> What you should do:
Can you copy out the data exactly? Leave the images out.

> Dataset rows:
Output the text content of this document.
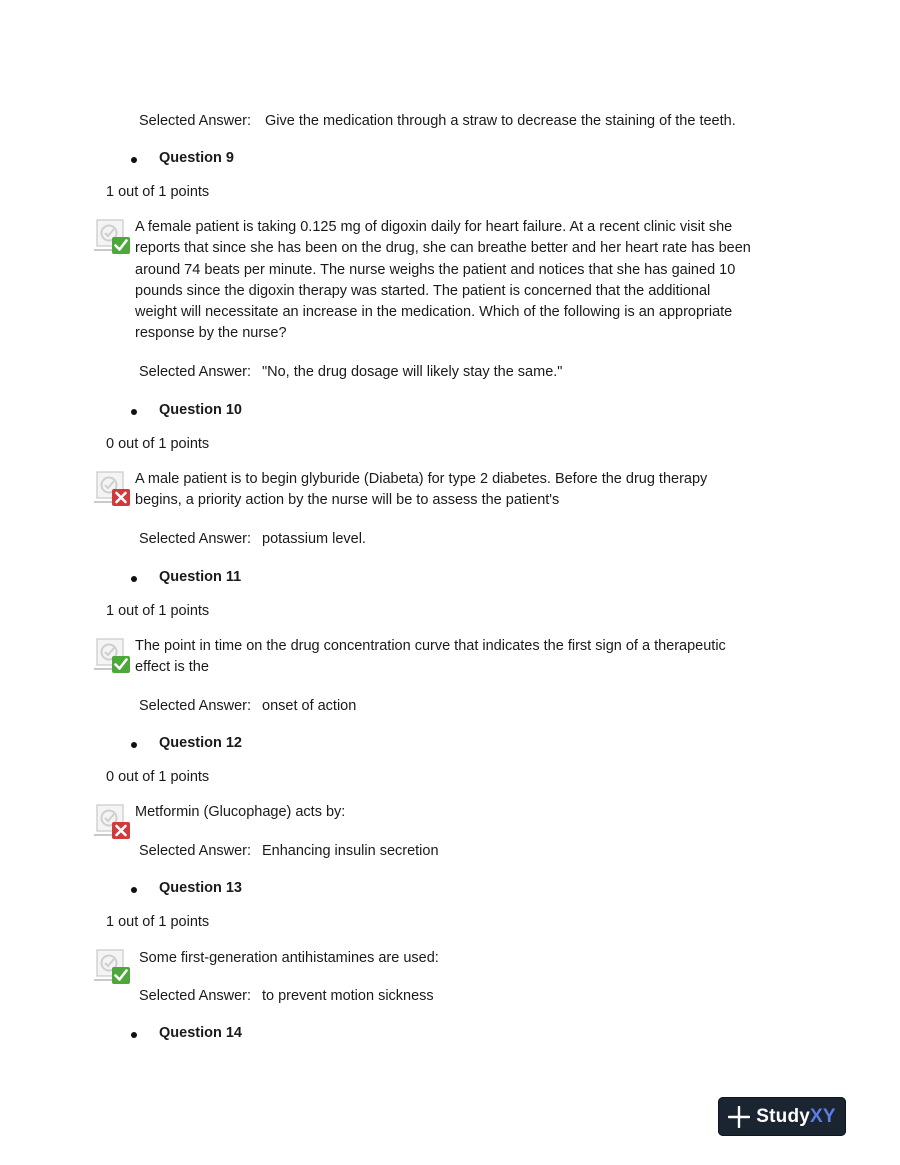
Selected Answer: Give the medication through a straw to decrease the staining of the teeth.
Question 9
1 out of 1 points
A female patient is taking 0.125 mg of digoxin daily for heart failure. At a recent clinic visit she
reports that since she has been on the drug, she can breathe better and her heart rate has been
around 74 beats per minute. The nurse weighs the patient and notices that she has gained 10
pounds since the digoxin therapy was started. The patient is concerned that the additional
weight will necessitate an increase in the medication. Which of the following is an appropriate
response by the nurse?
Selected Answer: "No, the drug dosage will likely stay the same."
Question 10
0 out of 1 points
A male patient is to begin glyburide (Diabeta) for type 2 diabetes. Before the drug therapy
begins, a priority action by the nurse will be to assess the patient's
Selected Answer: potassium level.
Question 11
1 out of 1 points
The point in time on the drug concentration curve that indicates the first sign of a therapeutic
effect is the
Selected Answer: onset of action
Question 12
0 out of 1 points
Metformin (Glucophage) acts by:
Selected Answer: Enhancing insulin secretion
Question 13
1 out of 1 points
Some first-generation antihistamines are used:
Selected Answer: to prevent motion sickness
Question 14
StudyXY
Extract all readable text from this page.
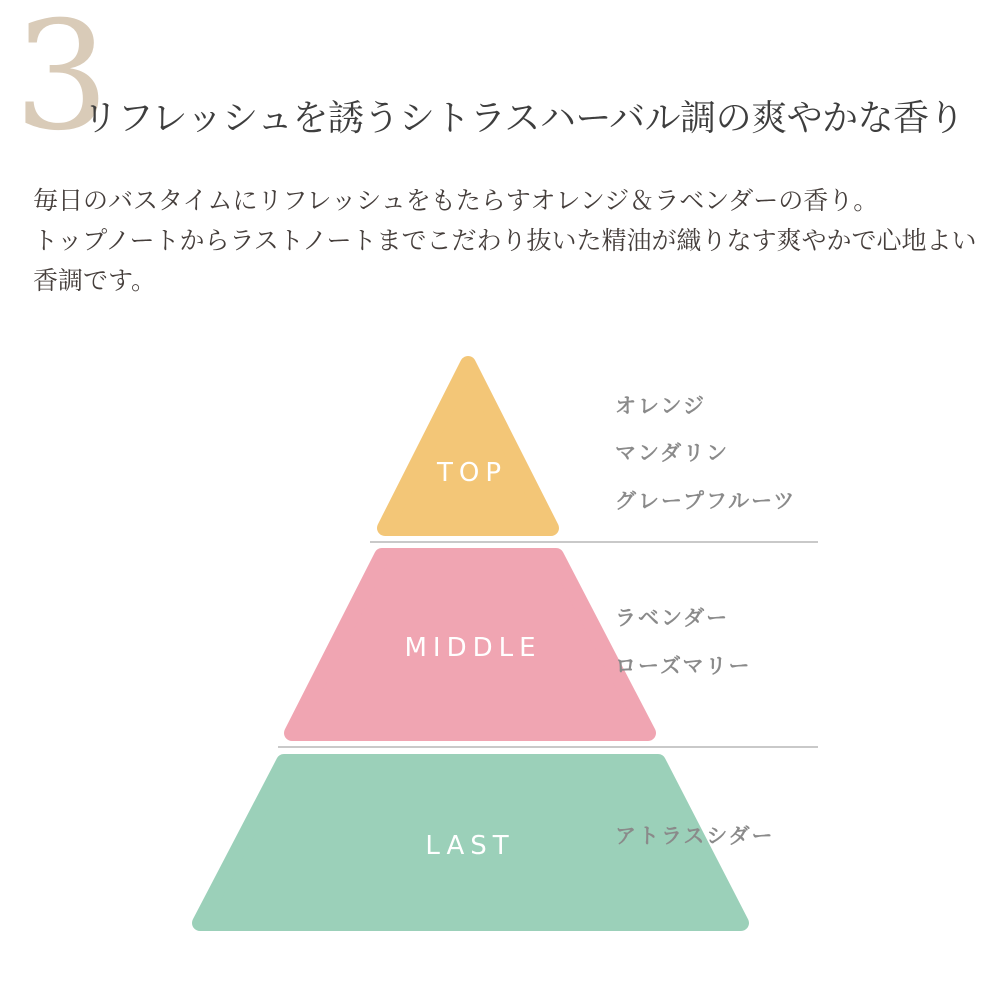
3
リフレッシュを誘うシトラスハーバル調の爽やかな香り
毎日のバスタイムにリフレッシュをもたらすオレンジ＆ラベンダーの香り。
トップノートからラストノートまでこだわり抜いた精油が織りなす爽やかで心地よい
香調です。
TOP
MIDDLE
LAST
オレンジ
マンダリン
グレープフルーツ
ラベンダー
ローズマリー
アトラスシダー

> Task response:
Output the text content of this document.
Selected Answer: Give the medication through a straw to decrease the staining of the teeth.
Question 9
1 out of 1 points
A female patient is taking 0.125 mg of digoxin daily for heart failure. At a recent clinic visit she
reports that since she has been on the drug, she can breathe better and her heart rate has been
around 74 beats per minute. The nurse weighs the patient and notices that she has gained 10
pounds since the digoxin therapy was started. The patient is concerned that the additional
weight will necessitate an increase in the medication. Which of the following is an appropriate
response by the nurse?
Selected Answer: "No, the drug dosage will likely stay the same."
Question 10
0 out of 1 points
A male patient is to begin glyburide (Diabeta) for type 2 diabetes. Before the drug therapy
begins, a priority action by the nurse will be to assess the patient's
Selected Answer: potassium level.
Question 11
1 out of 1 points
The point in time on the drug concentration curve that indicates the first sign of a therapeutic
effect is the
Selected Answer: onset of action
Question 12
0 out of 1 points
Metformin (Glucophage) acts by:
Selected Answer: Enhancing insulin secretion
Question 13
1 out of 1 points
Some first-generation antihistamines are used:
Selected Answer: to prevent motion sickness
Question 14
StudyXY
Extract all readable text from this page.
3
リフレッシュを誘うシトラスハーバル調の爽やかな香り
毎日のバスタイムにリフレッシュをもたらすオレンジ＆ラベンダーの香り。
トップノートからラストノートまでこだわり抜いた精油が織りなす爽やかで心地よい
香調です。
TOP
MIDDLE
LAST
オレンジ
マンダリン
グレープフルーツ
ラベンダー
ローズマリー
アトラスシダー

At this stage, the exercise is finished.